◆ **GIVEN REQUEST**:
Search the records below for the word "JSON". Pull out each line that has it.

── DATA ENTRIES ──

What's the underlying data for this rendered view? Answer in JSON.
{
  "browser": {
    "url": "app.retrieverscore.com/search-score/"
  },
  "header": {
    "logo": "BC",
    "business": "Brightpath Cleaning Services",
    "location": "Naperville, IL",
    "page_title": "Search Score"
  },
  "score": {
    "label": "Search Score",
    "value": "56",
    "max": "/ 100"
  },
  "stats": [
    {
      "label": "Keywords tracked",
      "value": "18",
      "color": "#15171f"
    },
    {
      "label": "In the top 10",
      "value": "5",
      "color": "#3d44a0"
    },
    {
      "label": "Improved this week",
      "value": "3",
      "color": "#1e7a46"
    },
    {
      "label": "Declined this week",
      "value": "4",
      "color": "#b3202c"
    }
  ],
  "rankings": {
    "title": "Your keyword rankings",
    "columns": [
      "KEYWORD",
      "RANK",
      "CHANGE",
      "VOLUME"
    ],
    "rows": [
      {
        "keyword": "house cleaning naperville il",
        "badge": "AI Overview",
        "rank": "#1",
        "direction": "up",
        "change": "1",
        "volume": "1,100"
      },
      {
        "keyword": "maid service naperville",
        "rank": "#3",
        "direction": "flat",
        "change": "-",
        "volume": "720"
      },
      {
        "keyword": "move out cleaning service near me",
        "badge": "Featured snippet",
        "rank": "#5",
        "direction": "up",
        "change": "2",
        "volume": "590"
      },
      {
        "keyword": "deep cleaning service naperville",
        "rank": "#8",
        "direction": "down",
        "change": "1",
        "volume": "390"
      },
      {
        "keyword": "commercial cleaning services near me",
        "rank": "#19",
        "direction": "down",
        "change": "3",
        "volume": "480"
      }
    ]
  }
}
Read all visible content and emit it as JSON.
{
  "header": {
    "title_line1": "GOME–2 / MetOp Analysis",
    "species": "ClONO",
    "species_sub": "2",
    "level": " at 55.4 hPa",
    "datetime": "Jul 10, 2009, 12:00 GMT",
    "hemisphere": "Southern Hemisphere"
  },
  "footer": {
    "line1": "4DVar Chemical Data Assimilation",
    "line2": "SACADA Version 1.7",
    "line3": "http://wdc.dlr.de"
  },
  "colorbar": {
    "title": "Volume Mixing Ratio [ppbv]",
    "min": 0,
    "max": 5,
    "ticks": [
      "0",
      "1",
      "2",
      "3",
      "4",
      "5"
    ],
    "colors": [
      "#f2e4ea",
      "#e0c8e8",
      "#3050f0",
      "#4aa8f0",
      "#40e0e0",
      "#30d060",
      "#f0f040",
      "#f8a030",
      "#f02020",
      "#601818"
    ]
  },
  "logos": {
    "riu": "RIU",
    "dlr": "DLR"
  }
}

───

◆ **ANSWER FOR THE TASK**:
What's the underlying data for this rendered view? Answer in JSON.
Read all visible content and emit it as JSON.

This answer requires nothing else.